WHAT IS ASKED :: Scan each line of the records for the word "Hera" and extract the ones that have it.
### EXERCISE MATERIALS ###
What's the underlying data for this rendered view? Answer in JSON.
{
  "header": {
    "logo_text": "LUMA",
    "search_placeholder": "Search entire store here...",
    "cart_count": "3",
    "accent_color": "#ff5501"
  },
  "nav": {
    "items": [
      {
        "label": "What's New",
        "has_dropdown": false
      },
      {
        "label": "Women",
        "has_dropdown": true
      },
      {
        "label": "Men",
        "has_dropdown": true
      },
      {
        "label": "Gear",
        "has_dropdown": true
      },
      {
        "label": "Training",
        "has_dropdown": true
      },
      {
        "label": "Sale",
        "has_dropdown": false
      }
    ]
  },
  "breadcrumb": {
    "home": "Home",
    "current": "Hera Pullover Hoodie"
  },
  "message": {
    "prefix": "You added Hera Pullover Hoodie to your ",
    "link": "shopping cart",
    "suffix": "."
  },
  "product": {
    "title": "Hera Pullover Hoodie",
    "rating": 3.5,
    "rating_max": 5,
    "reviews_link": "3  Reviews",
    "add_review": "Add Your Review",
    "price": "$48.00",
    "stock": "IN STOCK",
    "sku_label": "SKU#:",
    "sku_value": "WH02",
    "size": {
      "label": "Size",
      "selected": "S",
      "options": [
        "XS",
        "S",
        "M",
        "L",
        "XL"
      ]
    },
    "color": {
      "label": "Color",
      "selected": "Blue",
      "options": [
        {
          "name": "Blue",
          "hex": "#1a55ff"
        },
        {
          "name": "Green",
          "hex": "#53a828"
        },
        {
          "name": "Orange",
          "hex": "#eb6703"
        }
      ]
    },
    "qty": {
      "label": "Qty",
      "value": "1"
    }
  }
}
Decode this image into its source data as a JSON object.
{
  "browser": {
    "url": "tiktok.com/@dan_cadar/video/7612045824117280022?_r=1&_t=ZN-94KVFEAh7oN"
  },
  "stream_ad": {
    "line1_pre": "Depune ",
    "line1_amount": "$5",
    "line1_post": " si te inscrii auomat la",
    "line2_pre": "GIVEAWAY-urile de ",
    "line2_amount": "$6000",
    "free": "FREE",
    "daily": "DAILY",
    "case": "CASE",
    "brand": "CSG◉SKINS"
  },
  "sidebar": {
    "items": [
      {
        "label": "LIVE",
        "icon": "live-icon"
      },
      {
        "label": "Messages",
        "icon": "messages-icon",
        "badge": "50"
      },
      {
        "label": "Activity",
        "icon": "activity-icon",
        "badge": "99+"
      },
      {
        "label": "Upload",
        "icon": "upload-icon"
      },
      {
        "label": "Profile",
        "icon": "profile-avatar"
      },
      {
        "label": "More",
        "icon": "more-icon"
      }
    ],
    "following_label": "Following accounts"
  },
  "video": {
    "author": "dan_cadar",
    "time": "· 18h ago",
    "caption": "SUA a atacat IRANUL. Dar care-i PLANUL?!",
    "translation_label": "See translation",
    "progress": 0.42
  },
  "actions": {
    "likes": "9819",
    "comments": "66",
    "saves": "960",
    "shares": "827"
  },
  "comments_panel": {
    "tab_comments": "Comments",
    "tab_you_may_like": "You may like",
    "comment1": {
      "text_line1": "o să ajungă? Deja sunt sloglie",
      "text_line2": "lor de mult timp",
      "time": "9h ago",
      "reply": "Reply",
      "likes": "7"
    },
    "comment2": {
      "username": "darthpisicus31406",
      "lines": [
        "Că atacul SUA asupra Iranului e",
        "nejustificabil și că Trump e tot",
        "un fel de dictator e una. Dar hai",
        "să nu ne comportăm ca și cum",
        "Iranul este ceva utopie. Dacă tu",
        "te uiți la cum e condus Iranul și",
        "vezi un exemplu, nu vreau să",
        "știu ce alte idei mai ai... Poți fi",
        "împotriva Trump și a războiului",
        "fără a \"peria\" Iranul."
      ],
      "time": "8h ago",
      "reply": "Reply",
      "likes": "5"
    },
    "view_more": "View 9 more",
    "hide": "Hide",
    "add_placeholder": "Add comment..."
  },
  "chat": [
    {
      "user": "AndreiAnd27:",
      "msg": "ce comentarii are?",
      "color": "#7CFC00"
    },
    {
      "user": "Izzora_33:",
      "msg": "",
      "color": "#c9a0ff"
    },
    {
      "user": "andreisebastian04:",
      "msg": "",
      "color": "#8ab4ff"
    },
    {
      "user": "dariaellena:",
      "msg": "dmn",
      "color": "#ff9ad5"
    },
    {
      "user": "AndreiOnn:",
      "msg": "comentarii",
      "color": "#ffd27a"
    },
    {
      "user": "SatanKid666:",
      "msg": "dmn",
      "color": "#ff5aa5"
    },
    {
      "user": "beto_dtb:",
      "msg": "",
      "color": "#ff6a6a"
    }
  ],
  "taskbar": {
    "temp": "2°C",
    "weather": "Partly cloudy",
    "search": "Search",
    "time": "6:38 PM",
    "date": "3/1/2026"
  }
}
###
WRITTEN ANSWER ::
    "current": "Hera Pullover Hoodie"
    "prefix": "You added Hera Pullover Hoodie to your ",
    "title": "Hera Pullover Hoodie",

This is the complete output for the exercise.